YOUR OBJECTIVE – Please transcribe the data below exactly. Leave the pictures out.

▶

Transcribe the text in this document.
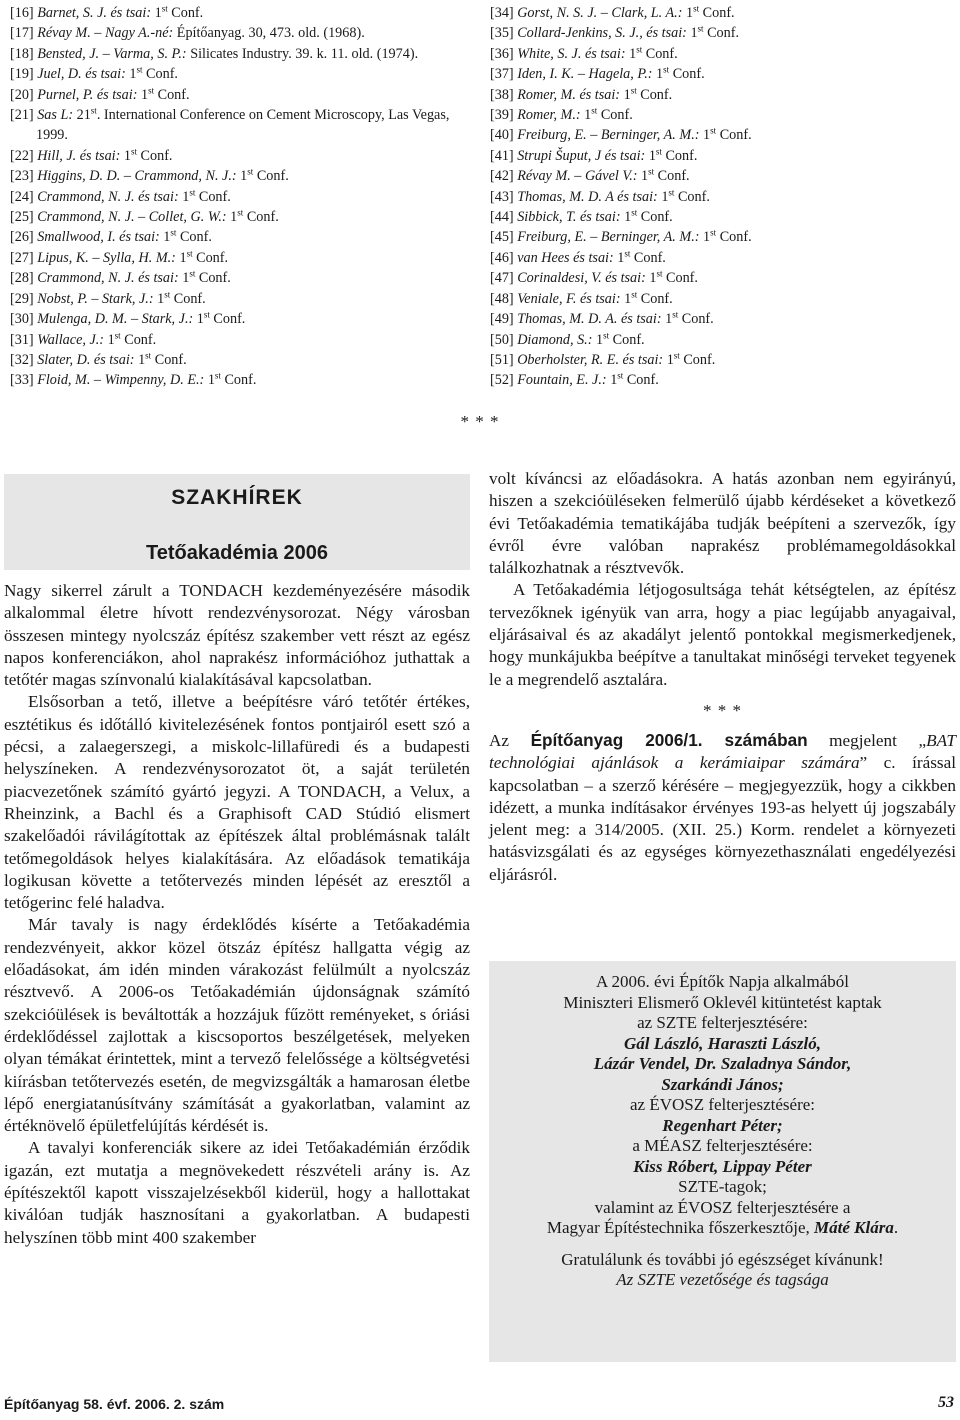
[16] Barnet, S. J. és tsai: 1st Conf.
[17] Révay M. – Nagy A.-né: Építőanyag. 30, 473. old. (1968).
[18] Bensted, J. – Varma, S. P.: Silicates Industry. 39. k. 11. old. (1974).
[19] Juel, D. és tsai: 1st Conf.
[20] Purnel, P. és tsai: 1st Conf.
[21] Sas L: 21st. International Conference on Cement Microscopy, Las Vegas, 1999.
[22] Hill, J. és tsai: 1st Conf.
[23] Higgins, D. D. – Crammond, N. J.: 1st Conf.
[24] Crammond, N. J. és tsai: 1st Conf.
[25] Crammond, N. J. – Collet, G. W.: 1st Conf.
[26] Smallwood, I. és tsai: 1st Conf.
[27] Lipus, K. – Sylla, H. M.: 1st Conf.
[28] Crammond, N. J. és tsai: 1st Conf.
[29] Nobst, P. – Stark, J.: 1st Conf.
[30] Mulenga, D. M. – Stark, J.: 1st Conf.
[31] Wallace, J.: 1st Conf.
[32] Slater, D. és tsai: 1st Conf.
[33] Floid, M. – Wimpenny, D. E.: 1st Conf.
[34] Gorst, N. S. J. – Clark, L. A.: 1st Conf.
[35] Collard-Jenkins, S. J., és tsai: 1st Conf.
[36] White, S. J. és tsai: 1st Conf.
[37] Iden, I. K. – Hagela, P.: 1st Conf.
[38] Romer, M. és tsai: 1st Conf.
[39] Romer, M.: 1st Conf.
[40] Freiburg, E. – Berninger, A. M.: 1st Conf.
[41] Strupi Šuput, J és tsai: 1st Conf.
[42] Révay M. – Gável V.: 1st Conf.
[43] Thomas, M. D. A és tsai: 1st Conf.
[44] Sibbick, T. és tsai: 1st Conf.
[45] Freiburg, E. – Berninger, A. M.: 1st Conf.
[46] van Hees és tsai: 1st Conf.
[47] Corinaldesi, V. és tsai: 1st Conf.
[48] Veniale, F. és tsai: 1st Conf.
[49] Thomas, M. D. A. és tsai: 1st Conf.
[50] Diamond, S.: 1st Conf.
[51] Oberholster, R. E. és tsai: 1st Conf.
[52] Fountain, E. J.: 1st Conf.
* * *
SZAKHÍREK
Tetőakadémia 2006

Nagy sikerrel zárult a TONDACH kezdeményezésére második alkalommal életre hívott rendezvénysorozat. Négy városban összesen mintegy nyolcszáz építész szakember vett részt az egész napos konferenciákon, ahol naprakész információhoz juthattak a tetőtér magas színvonalú kialakításával kapcsolatban.

Elsősorban a tető, illetve a beépítésre váró tetőtér értékes, esztétikus és időtálló kivitelezésének fontos pontjairól esett szó a pécsi, a zalaegerszegi, a miskolc-lillafüredi és a budapesti helyszíneken. A rendezvénysorozatot öt, a saját területén piacvezetőnek számító gyártó jegyzi. A TONDACH, a Velux, a Rheinzink, a Bachl és a Graphisoft CAD Stúdió elismert szakelőadói rávilágítottak az építészek által problémásnak talált tetőmegoldások helyes kialakítására. Az előadások tematikája logikusan követte a tetőtervezés minden lépését az eresztől a tetőgerinc felé haladva.

Már tavaly is nagy érdeklődés kísérte a Tetőakadémia rendezvényeit, akkor közel ötszáz építész hallgatta végig az előadásokat, ám idén minden várakozást felülmúlt a nyolcszáz résztvevő. A 2006-os Tetőakadémián újdonságnak számító szekcióülések is beváltották a hozzájuk fűzött reményeket, s óriási érdeklődéssel zajlottak a kiscsoportos beszélgetések, melyeken olyan témákat érintettek, mint a tervező felelőssége a költségvetési kiírásban tetőtervezés esetén, de megvizsgálták a hamarosan életbe lépő energiatanúsítvány számítását a gyakorlatban, valamint az értéknövelő épületfelújítás kérdését is.

A tavalyi konferenciák sikere az idei Tetőakadémián érződik igazán, ezt mutatja a megnövekedett részvételi arány is. Az építészektől kapott visszajelzésekből kiderül, hogy a hallottakat kiválóan tudják hasznosítani a gyakorlatban. A budapesti helyszínen több mint 400 szakember

volt kíváncsi az előadásokra. A hatás azonban nem egyirányú, hiszen a szekcióüléseken felmerülő újabb kérdéseket a következő évi Tetőakadémia tematikájába tudják beépíteni a szervezők, így évről évre valóban naprakész problémamegoldásokkal találkozhatnak a résztvevők.

A Tetőakadémia létjogosultsága tehát kétségtelen, az építész tervezőknek igényük van arra, hogy a piac legújabb anyagaival, eljárásaival és az akadályt jelentő pontokkal megismerkedjenek, hogy munkájukba beépítve a tanultakat minőségi terveket tegyenek le a megrendelő asztalára.

* * *

Az Építőanyag 2006/1. számában megjelent „BAT technológiai ajánlások a kerámiaipar számára” c. írással kapcsolatban – a szerző kérésére – megjegyezzük, hogy a cikkben idézett, a munka indításakor érvényes 193-as helyett új jogszabály jelent meg: a 314/2005. (XII. 25.) Korm. rendelet a környezeti hatásvizsgálati és az egységes környezethasználati engedélyezési eljárásról.

A 2006. évi Építők Napja alkalmából
Miniszteri Elismerő Oklevél kitüntetést kaptak
az SZTE felterjesztésére:
Gál László, Haraszti László,
Lázár Vendel, Dr. Szaladnya Sándor,
Szarkándi János;
az ÉVOSZ felterjesztésére:
Regenhart Péter;
a MÉASZ felterjesztésére:
Kiss Róbert, Lippay Péter
SZTE-tagok;
valamint az ÉVOSZ felterjesztésére a
Magyar Építéstechnika főszerkesztője, Máté Klára.
Gratulálunk és további jó egészséget kívánunk!
Az SZTE vezetősége és tagsága
Építőanyag 58. évf. 2006. 2. szám	53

◀

RESULT –
Transcribe the text in this document.
[16] Barnet, S. J. és tsai: 1st Conf.
[17] Révay M. – Nagy A.-né: Építőanyag. 30, 473. old. (1968).
[18] Bensted, J. – Varma, S. P.: Silicates Industry. 39. k. 11. old. (1974).
[19] Juel, D. és tsai: 1st Conf.
[20] Purnel, P. és tsai: 1st Conf.
[21] Sas L: 21st. International Conference on Cement Microscopy, Las Vegas, 1999.
[22] Hill, J. és tsai: 1st Conf.
[23] Higgins, D. D. – Crammond, N. J.: 1st Conf.
[24] Crammond, N. J. és tsai: 1st Conf.
[25] Crammond, N. J. – Collet, G. W.: 1st Conf.
[26] Smallwood, I. és tsai: 1st Conf.
[27] Lipus, K. – Sylla, H. M.: 1st Conf.
[28] Crammond, N. J. és tsai: 1st Conf.
[29] Nobst, P. – Stark, J.: 1st Conf.
[30] Mulenga, D. M. – Stark, J.: 1st Conf.
[31] Wallace, J.: 1st Conf.
[32] Slater, D. és tsai: 1st Conf.
[33] Floid, M. – Wimpenny, D. E.: 1st Conf.
[34] Gorst, N. S. J. – Clark, L. A.: 1st Conf.
[35] Collard-Jenkins, S. J., és tsai: 1st Conf.
[36] White, S. J. és tsai: 1st Conf.
[37] Iden, I. K. – Hagela, P.: 1st Conf.
[38] Romer, M. és tsai: 1st Conf.
[39] Romer, M.: 1st Conf.
[40] Freiburg, E. – Berninger, A. M.: 1st Conf.
[41] Strupi Šuput, J és tsai: 1st Conf.
[42] Révay M. – Gável V.: 1st Conf.
[43] Thomas, M. D. A és tsai: 1st Conf.
[44] Sibbick, T. és tsai: 1st Conf.
[45] Freiburg, E. – Berninger, A. M.: 1st Conf.
[46] van Hees és tsai: 1st Conf.
[47] Corinaldesi, V. és tsai: 1st Conf.
[48] Veniale, F. és tsai: 1st Conf.
[49] Thomas, M. D. A. és tsai: 1st Conf.
[50] Diamond, S.: 1st Conf.
[51] Oberholster, R. E. és tsai: 1st Conf.
[52] Fountain, E. J.: 1st Conf.
* * *
SZAKHÍREK
Tetőakadémia 2006

Nagy sikerrel zárult a TONDACH kezdeményezésére második alkalommal életre hívott rendezvénysorozat. Négy városban összesen mintegy nyolcszáz építész szakember vett részt az egész napos konferenciákon, ahol naprakész információhoz juthattak a tetőtér magas színvonalú kialakításával kapcsolatban.

Elsősorban a tető, illetve a beépítésre váró tetőtér értékes, esztétikus és időtálló kivitelezésének fontos pontjairól esett szó a pécsi, a zalaegerszegi, a miskolc-lillafüredi és a budapesti helyszíneken. A rendezvénysorozatot öt, a saját területén piacvezetőnek számító gyártó jegyzi. A TONDACH, a Velux, a Rheinzink, a Bachl és a Graphisoft CAD Stúdió elismert szakelőadói rávilágítottak az építészek által problémásnak talált tetőmegoldások helyes kialakítására. Az előadások tematikája logikusan követte a tetőtervezés minden lépését az eresztől a tetőgerinc felé haladva.

Már tavaly is nagy érdeklődés kísérte a Tetőakadémia rendezvényeit, akkor közel ötszáz építész hallgatta végig az előadásokat, ám idén minden várakozást felülmúlt a nyolcszáz résztvevő. A 2006-os Tetőakadémián újdonságnak számító szekcióülések is beváltották a hozzájuk fűzött reményeket, s óriási érdeklődéssel zajlottak a kiscsoportos beszélgetések, melyeken olyan témákat érintettek, mint a tervező felelőssége a költségvetési kiírásban tetőtervezés esetén, de megvizsgálták a hamarosan életbe lépő energiatanúsítvány számítását a gyakorlatban, valamint az értéknövelő épületfelújítás kérdését is.

A tavalyi konferenciák sikere az idei Tetőakadémián érződik igazán, ezt mutatja a megnövekedett részvételi arány is. Az építészektől kapott visszajelzésekből kiderül, hogy a hallottakat kiválóan tudják hasznosítani a gyakorlatban. A budapesti helyszínen több mint 400 szakember

volt kíváncsi az előadásokra. A hatás azonban nem egyirányú, hiszen a szekcióüléseken felmerülő újabb kérdéseket a következő évi Tetőakadémia tematikájába tudják beépíteni a szervezők, így évről évre valóban naprakész problémamegoldásokkal találkozhatnak a résztvevők.

A Tetőakadémia létjogosultsága tehát kétségtelen, az építész tervezőknek igényük van arra, hogy a piac legújabb anyagaival, eljárásaival és az akadályt jelentő pontokkal megismerkedjenek, hogy munkájukba beépítve a tanultakat minőségi terveket tegyenek le a megrendelő asztalára.

* * *

Az Építőanyag 2006/1. számában megjelent „BAT technológiai ajánlások a kerámiaipar számára” c. írással kapcsolatban – a szerző kérésére – megjegyezzük, hogy a cikkben idézett, a munka indításakor érvényes 193-as helyett új jogszabály jelent meg: a 314/2005. (XII. 25.) Korm. rendelet a környezeti hatásvizsgálati és az egységes környezethasználati engedélyezési eljárásról.

A 2006. évi Építők Napja alkalmából
Miniszteri Elismerő Oklevél kitüntetést kaptak
az SZTE felterjesztésére:
Gál László, Haraszti László,
Lázár Vendel, Dr. Szaladnya Sándor,
Szarkándi János;
az ÉVOSZ felterjesztésére:
Regenhart Péter;
a MÉASZ felterjesztésére:
Kiss Róbert, Lippay Péter
SZTE-tagok;
valamint az ÉVOSZ felterjesztésére a
Magyar Építéstechnika főszerkesztője, Máté Klára.
Gratulálunk és további jó egészséget kívánunk!
Az SZTE vezetősége és tagsága
Építőanyag 58. évf. 2006. 2. szám	53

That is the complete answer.